--- BEGIN Passage provided ---

Falling Back, 16. I Always Feel Like Someone is Watching Me.

These days, being a tax cheat is in the news a lot. In general, in the United States, it's not seen as a good thing. Oh, many people might fudge a figure or two, but anything beyond that, and it's just not the done thing. It angers people. Someone with a lot of money that hides things so they pay less than someone working two jobs just to make ends meet, brings out the Dr. Hyde in a lot of people.

In Spain, it also brings out the monster, but, instead of denouncing the rich tax cheat, it incentivizes regular people to cheat, themselves. If Amancio Ortega can get away with paying very few, taxes, then I'll find a way to do so, too, whatever the law says. 

Now that declared incomes are well known to the tax office, the only way to do so is to acquire irregular income. Many people do that by working odd hours on the weekends, clandestinely. They neither declare that income, nor does the person who hires them pay value added tax. No, there's no way to claim damages if the thing goes wrong, but that's a risk many are willing to take.

--- END Passage provided ---
--- BEGIN Entries supplied ---

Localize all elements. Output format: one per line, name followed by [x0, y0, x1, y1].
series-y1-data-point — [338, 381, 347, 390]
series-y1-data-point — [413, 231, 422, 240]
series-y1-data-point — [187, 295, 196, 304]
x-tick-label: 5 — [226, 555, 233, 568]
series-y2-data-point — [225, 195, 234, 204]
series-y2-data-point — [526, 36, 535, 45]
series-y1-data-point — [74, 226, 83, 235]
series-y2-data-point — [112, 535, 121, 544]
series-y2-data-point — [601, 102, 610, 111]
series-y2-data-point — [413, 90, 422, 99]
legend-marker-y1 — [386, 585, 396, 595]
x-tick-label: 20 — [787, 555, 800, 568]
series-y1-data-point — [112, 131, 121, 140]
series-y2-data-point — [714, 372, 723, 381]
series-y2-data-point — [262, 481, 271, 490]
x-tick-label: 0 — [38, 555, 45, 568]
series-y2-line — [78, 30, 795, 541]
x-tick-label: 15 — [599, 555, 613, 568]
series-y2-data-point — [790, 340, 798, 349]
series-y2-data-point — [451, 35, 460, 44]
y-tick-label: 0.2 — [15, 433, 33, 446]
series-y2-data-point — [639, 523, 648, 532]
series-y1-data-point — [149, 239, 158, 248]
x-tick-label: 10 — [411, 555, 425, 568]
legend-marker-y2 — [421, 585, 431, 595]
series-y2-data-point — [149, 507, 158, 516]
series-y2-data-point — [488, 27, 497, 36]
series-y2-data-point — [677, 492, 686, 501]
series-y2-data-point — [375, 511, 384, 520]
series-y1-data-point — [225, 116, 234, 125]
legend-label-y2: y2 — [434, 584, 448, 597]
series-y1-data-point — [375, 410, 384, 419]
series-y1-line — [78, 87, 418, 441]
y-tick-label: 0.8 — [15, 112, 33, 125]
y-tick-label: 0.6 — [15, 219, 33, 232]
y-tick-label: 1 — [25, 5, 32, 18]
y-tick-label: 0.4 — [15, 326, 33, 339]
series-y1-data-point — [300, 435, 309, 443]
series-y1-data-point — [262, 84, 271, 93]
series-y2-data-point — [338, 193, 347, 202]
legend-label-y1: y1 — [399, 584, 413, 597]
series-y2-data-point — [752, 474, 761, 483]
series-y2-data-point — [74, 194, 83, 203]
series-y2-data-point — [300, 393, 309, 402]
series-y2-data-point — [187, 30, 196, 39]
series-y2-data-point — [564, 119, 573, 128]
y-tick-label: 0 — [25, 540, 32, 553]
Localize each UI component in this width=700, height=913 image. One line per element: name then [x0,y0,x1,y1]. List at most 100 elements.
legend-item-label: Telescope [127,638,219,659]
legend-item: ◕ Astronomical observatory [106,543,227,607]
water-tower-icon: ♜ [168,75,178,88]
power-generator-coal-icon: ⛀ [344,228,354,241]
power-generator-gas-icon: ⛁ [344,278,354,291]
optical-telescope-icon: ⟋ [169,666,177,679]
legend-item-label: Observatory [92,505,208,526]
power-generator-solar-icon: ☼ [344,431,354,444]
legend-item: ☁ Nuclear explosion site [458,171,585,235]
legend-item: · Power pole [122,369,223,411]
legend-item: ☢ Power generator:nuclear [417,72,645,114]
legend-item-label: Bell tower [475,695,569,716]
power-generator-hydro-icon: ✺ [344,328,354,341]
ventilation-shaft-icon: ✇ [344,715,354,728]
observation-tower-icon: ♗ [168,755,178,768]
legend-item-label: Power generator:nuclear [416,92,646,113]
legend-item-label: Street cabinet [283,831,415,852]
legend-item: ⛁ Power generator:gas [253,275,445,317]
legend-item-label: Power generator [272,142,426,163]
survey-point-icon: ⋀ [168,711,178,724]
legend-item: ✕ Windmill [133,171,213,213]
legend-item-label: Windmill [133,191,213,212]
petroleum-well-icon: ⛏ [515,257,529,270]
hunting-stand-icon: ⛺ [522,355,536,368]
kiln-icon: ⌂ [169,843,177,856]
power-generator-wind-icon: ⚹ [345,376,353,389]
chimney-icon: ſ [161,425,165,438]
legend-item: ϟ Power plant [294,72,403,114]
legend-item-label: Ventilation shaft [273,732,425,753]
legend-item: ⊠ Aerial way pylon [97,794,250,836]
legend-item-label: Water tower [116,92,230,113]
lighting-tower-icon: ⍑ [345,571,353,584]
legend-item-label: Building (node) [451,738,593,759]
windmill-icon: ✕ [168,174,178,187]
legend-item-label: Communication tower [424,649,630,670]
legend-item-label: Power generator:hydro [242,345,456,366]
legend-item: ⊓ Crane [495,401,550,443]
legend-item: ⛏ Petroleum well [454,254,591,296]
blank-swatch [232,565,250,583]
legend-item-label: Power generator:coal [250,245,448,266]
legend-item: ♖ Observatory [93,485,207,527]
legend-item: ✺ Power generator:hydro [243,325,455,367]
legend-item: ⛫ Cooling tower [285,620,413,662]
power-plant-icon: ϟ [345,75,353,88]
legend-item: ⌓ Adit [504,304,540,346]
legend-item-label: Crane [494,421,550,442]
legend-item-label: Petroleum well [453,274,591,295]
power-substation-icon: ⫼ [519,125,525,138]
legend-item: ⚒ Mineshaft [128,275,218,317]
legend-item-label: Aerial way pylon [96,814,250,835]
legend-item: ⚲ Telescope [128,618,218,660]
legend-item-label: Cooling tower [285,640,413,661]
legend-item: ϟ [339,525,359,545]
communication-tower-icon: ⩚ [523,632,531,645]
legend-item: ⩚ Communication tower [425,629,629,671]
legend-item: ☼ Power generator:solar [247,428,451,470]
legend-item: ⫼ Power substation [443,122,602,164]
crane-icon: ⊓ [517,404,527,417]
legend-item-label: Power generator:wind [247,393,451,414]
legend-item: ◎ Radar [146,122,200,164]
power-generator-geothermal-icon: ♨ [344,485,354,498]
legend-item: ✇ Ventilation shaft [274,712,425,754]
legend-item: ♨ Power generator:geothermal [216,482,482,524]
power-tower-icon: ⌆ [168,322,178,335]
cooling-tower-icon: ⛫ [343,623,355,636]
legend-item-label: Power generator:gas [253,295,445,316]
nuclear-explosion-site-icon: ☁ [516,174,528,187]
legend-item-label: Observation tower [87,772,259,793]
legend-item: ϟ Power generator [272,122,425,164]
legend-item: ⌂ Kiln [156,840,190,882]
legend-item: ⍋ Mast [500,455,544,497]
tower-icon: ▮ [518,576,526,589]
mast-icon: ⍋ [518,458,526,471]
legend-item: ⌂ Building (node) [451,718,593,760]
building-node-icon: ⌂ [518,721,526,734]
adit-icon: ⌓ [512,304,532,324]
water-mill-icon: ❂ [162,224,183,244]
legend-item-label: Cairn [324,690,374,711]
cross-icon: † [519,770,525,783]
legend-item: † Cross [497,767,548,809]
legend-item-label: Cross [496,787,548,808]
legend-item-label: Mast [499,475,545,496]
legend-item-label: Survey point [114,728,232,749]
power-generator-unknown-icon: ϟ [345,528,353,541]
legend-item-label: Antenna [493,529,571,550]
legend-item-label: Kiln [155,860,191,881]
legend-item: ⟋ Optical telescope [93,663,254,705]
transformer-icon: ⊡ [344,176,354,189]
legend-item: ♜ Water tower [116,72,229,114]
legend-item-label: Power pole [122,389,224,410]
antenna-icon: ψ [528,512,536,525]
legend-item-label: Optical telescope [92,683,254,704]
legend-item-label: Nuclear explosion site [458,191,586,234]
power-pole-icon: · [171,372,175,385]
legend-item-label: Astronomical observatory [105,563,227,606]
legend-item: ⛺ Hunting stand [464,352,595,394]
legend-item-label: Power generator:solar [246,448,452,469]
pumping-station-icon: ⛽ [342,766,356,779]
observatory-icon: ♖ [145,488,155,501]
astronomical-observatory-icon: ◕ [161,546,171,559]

--- END Entries supplied ---

_Written problem A_:
Reproduce the part of the essay on tax cheating between "Falling Back, 16." and "lot of people.", inclusive.
_Written problem B_:
Answer these questions from the essay on tax cheating:
(i) Whom does the essay name as getting away with paying very few taxes?
(ii) What is said to be well known to the tax office now?
(iii) How do many people acquire irregular income, according to the essay?

_Exercise solution A_:
Falling Back, 16. I Always Feel Like Someone is Watching Me.

These days, being a tax cheat is in the news a lot. In general, in the United States, it's not seen as a good thing. Oh, many people might fudge a figure or two, but anything beyond that, and it's just not the done thing. It angers people. Someone with a lot of money that hides things so they pay less than someone working two jobs just to make ends meet, brings out the Dr. Hyde in a lot of people.

_Exercise solution B_:
(i) Amancio Ortega.
(ii) Declared incomes.
(iii) By working odd hours on the weekends, clandestinely.